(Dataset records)
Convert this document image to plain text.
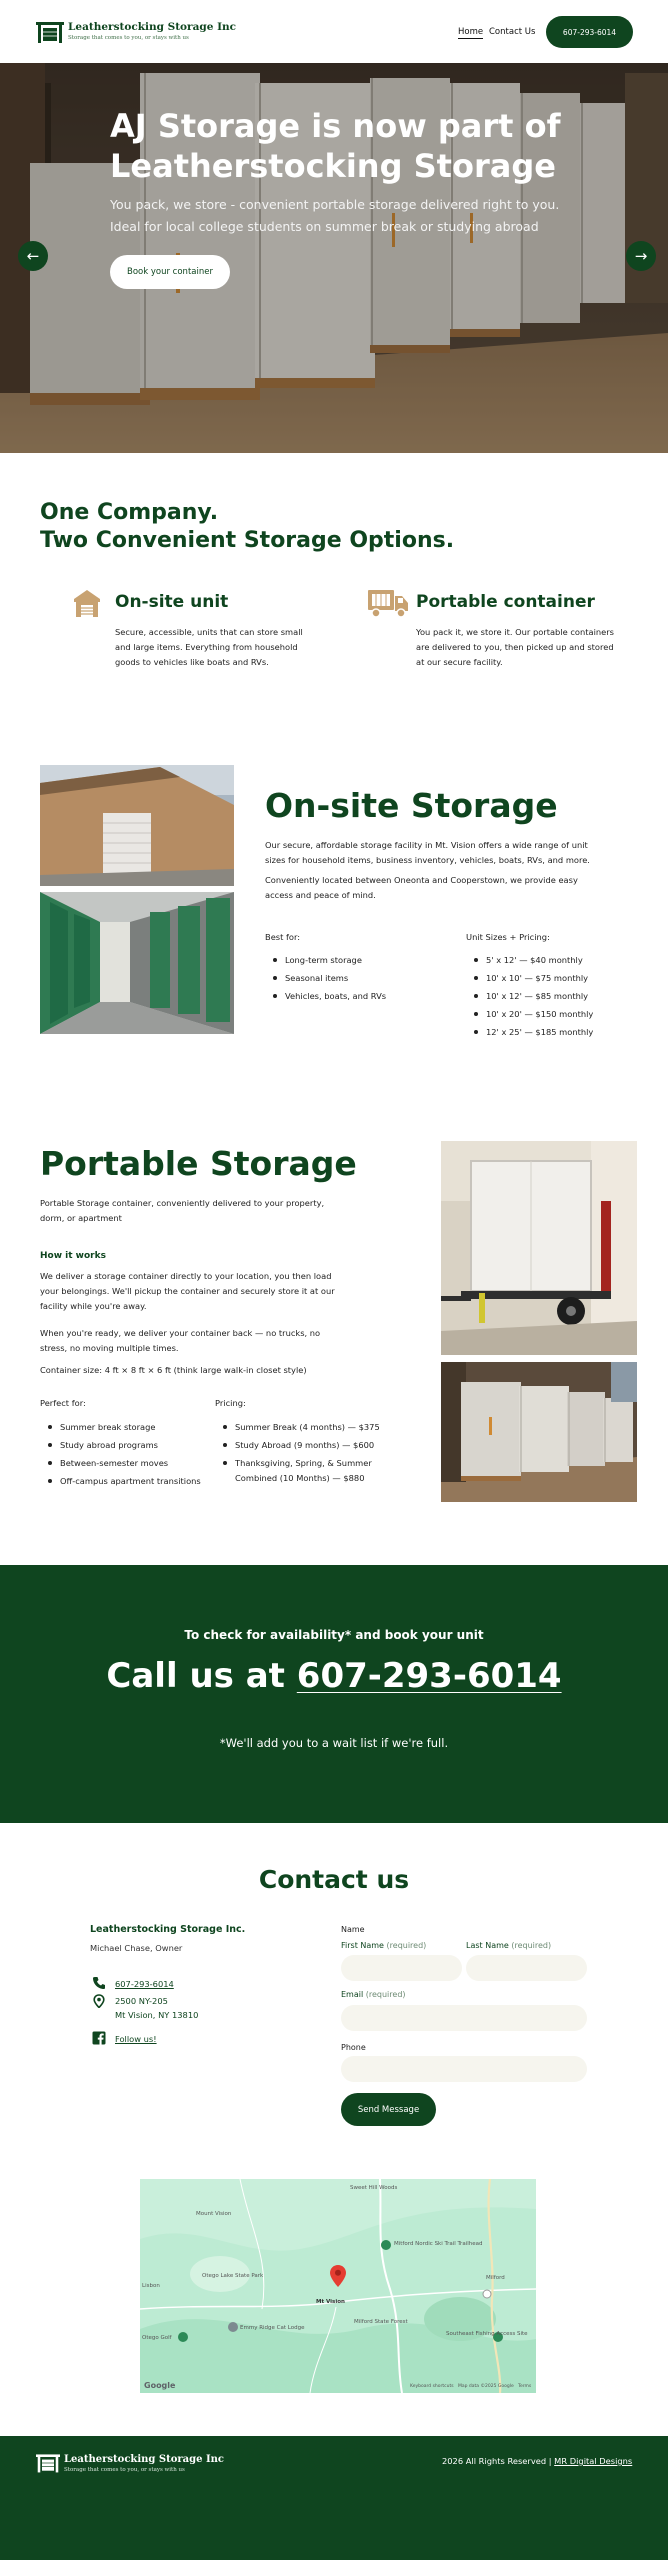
Leatherstocking Storage Inc
Storage that comes to you, or stays with us
Home Contact Us	607-293-6014
AJ Storage is now part of Leatherstocking Storage
You pack, we store - convenient portable storage delivered right to you. Ideal for local college students on summer break or studying abroad
Book your container
←	→
One Company.
Two Convenient Storage Options.
On-site unit
Secure, accessible, units that can store small and large items. Everything from household goods to vehicles like boats and RVs.
Portable container
You pack it, we store it. Our portable containers are delivered to you, then picked up and stored at our secure facility.
On-site Storage
Our secure, affordable storage facility in Mt. Vision offers a wide range of unit sizes for household items, business inventory, vehicles, boats, RVs, and more.
Conveniently located between Oneonta and Cooperstown, we provide easy access and peace of mind.
Best for:
Long-term storage
Seasonal items
Vehicles, boats, and RVs
Unit Sizes + Pricing:
5' x 12' — $40 monthly
10' x 10' — $75 monthly
10' x 12' — $85 monthly
10' x 20' — $150 monthly
12' x 25' — $185 monthly
Portable Storage
Portable Storage container, conveniently delivered to your property, dorm, or apartment
How it works
We deliver a storage container directly to your location, you then load your belongings. We'll pickup the container and securely store it at our facility while you're away.
When you're ready, we deliver your container back — no trucks, no stress, no moving multiple times.
Container size: 4 ft × 8 ft × 6 ft (think large walk-in closet style)
Perfect for:
Summer break storage
Study abroad programs
Between-semester moves
Off-campus apartment transitions
Pricing:
Summer Break (4 months) — $375
Study Abroad (9 months) — $600
Thanksgiving, Spring, & Summer Combined (10 Months) — $880
To check for availability* and book your unit
Call us at 607-293-6014
*We'll add you to a wait list if we're full.
Contact us
Leatherstocking Storage Inc.
Michael Chase, Owner
607-293-6014
2500 NY-205
Mt Vision, NY 13810
Follow us!
Name
First Name (required)	Last Name (required)
Email (required)
Phone
Send Message
Sweet Hill Woods
Mount Vision
Otego Lake State Park	Milford
Mt Vision
Milford State Forest
Emmy Ridge Cat Lodge
Mitford Nordic Ski Trail Trailhead
Southeast Fishing Access Site
Lisbon
Otego Golf
Google	Keyboard shortcuts Map data ©2025 Google Terms
Leatherstocking Storage Inc
Storage that comes to you, or stays with us
2026 All Rights Reserved | MR Digital Designs
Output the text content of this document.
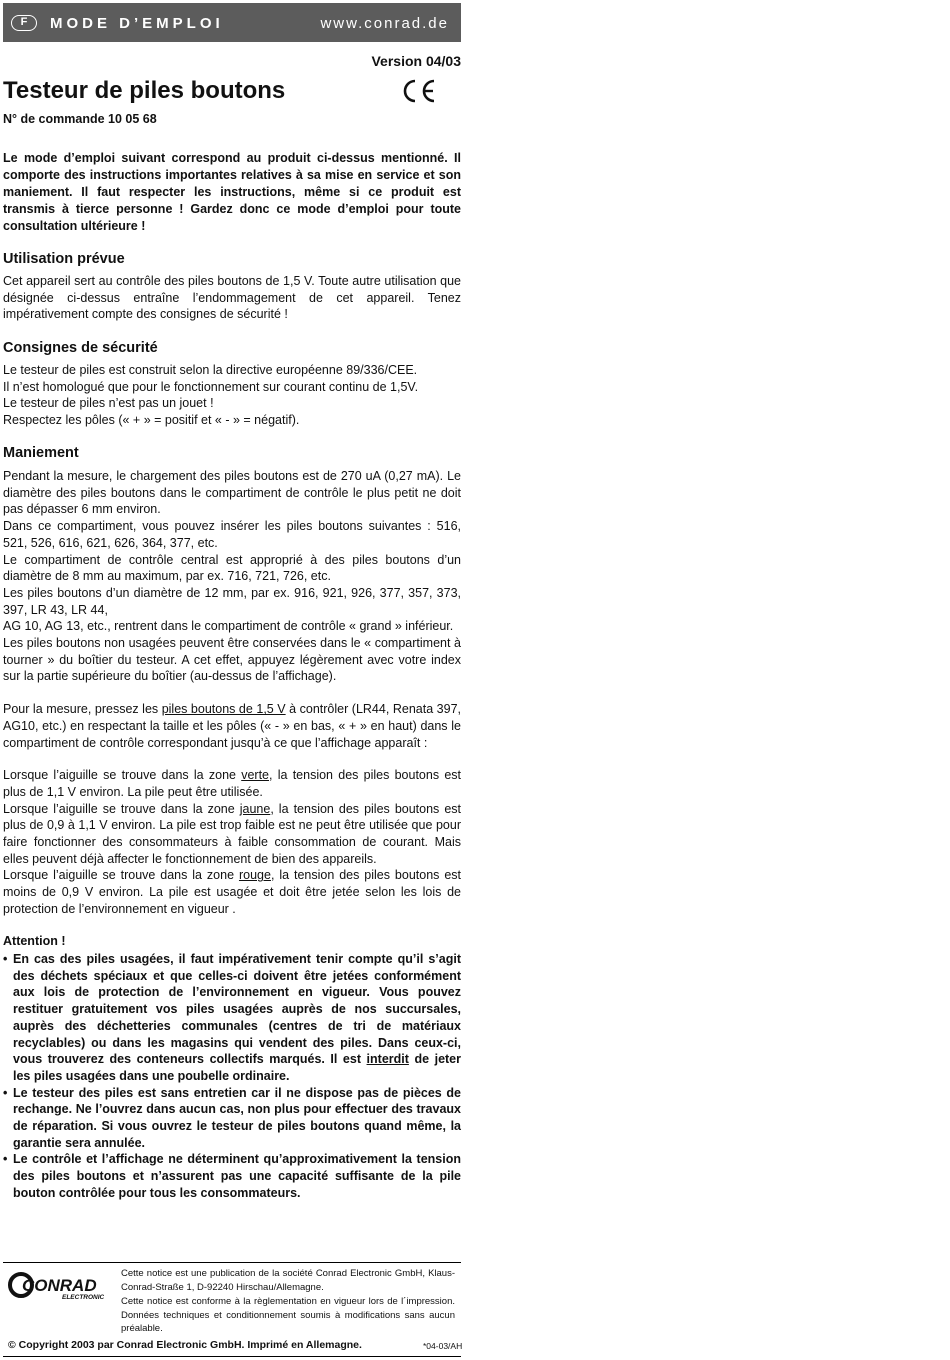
F	MODE D’EMPLOI	www.conrad.de
Version 04/03
Testeur de piles boutons
N° de commande 10 05 68

Le mode d’emploi suivant correspond au produit ci-dessus mentionné. Il comporte des instructions importantes relatives à sa mise en service et son maniement. Il faut respecter les instructions, même si ce produit est transmis à tierce personne ! Gardez donc ce mode d’emploi pour toute consultation ultérieure !

Utilisation prévue

Cet appareil sert au contrôle des piles boutons de 1,5 V. Toute autre utilisation que désignée ci-dessus entraîne l’endommagement de cet appareil. Tenez impérativement compte des consignes de sécurité !

Consignes de sécurité
Le testeur de piles est construit selon la directive européenne 89/336/CEE.
Il n’est homologué que pour le fonctionnement sur courant continu de 1,5V.
Le testeur de piles n’est pas un jouet !
Respectez les pôles (« + » = positif et « - » = négatif).
Maniement

Pendant la mesure, le chargement des piles boutons est de 270 uA (0,27 mA). Le diamètre des piles boutons dans le compartiment de contrôle le plus petit ne doit pas dépasser 6 mm environ.

Dans ce compartiment, vous pouvez insérer les piles boutons suivantes : 516, 521, 526, 616, 621, 626, 364, 377, etc.

Le compartiment de contrôle central est approprié à des piles boutons d’un diamètre de 8 mm au maximum, par ex. 716, 721, 726, etc.

Les piles boutons d’un diamètre de 12 mm, par ex. 916, 921, 926, 377, 357, 373, 397, LR 43, LR 44,

AG 10, AG 13, etc., rentrent dans le compartiment de contrôle « grand » inférieur.

Les piles boutons non usagées peuvent être conservées dans le « compartiment à tourner » du boîtier du testeur. A cet effet, appuyez légèrement avec votre index sur la partie supérieure du boîtier (au-dessus de l’affichage).

Pour la mesure, pressez les piles boutons de 1,5 V à contrôler (LR44, Renata 397, AG10, etc.) en respectant la taille et les pôles (« - » en bas, « + » en haut) dans le compartiment de contrôle correspondant jusqu’à ce que l’affichage apparaît :

Lorsque l’aiguille se trouve dans la zone verte, la tension des piles boutons est plus de 1,1 V environ. La pile peut être utilisée.

Lorsque l’aiguille se trouve dans la zone jaune, la tension des piles boutons est plus de 0,9 à 1,1 V environ. La pile est trop faible est ne peut être utilisée que pour faire fonctionner des consommateurs à faible consommation de courant. Mais elles peuvent déjà affecter le fonctionnement de bien des appareils.

Lorsque l’aiguille se trouve dans la zone rouge, la tension des piles boutons est moins de 0,9 V environ. La pile est usagée et doit être jetée selon les lois de protection de l’environnement en vigueur .

Attention !
• En cas des piles usagées, il faut impérativement tenir compte qu’il s’agit des déchets spéciaux et que celles-ci doivent être jetées conformément aux lois de protection de l’environnement en vigueur. Vous pouvez restituer gratuitement vos piles usagées auprès de nos succursales, auprès des déchetteries communales (centres de tri de matériaux recyclables) ou dans les magasins qui vendent des piles. Dans ceux-ci, vous trouverez des conteneurs collectifs marqués. Il est interdit de jeter les piles usagées dans une poubelle ordinaire.
• Le testeur des piles est sans entretien car il ne dispose pas de pièces de rechange. Ne l’ouvrez dans aucun cas, non plus pour effectuer des travaux de réparation. Si vous ouvrez le testeur de piles boutons quand même, la garantie sera annulée.
• Le contrôle et l’affichage ne déterminent qu’approximativement la tension des piles boutons et n’assurent pas une capacité suffisante de la pile bouton contrôlée pour tous les consommateurs.
CONRAD
ELECTRONIC

Cette notice est une publication de la société Conrad Electronic GmbH, Klaus-Conrad-Straße 1, D-92240 Hirschau/Allemagne.

Cette notice est conforme à la règlementation en vigueur lors de l´impression. Données techniques et conditionnement soumis à modifications sans aucun préalable.

© Copyright 2003 par Conrad Electronic GmbH. Imprimé en Allemagne.	*04-03/AH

OBJECTIVE:
Find all the lines containing "pôles" in the material, then copy them.

SOLVED EXERCISE:
Respectez les pôles (« + » = positif et « - » = négatif).
Pour la mesure, pressez les piles boutons de 1,5 V à contrôler (LR44, Renata 397, AG10, etc.) en respectant la taille et les pôles (« - » en bas, « + » en haut) dans le compartiment de contrôle correspondant jusqu’à ce que l’affichage apparaît :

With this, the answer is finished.